What is required: Sort through the data and copy the lines holding the word "圆柱的体积是".

Records supplied:

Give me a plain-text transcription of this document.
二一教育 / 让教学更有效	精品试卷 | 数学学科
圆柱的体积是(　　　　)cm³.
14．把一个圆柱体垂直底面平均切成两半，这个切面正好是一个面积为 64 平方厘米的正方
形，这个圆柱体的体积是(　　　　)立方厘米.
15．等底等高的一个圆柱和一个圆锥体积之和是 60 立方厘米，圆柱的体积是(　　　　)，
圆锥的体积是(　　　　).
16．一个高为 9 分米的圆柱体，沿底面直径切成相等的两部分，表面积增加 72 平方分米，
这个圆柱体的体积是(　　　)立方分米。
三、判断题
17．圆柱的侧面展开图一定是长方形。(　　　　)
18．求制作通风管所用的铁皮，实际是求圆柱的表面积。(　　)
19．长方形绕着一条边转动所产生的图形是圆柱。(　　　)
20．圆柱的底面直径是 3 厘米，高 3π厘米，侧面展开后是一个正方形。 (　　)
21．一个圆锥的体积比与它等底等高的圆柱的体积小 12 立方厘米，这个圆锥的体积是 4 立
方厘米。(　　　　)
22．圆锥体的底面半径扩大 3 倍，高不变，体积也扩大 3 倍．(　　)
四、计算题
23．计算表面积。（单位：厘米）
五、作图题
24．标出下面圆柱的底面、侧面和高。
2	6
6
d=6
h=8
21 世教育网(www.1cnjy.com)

Result of the exercise:
圆柱的体积是(　　　　)cm³.
15．等底等高的一个圆柱和一个圆锥体积之和是 60 立方厘米，圆柱的体积是(　　　　)，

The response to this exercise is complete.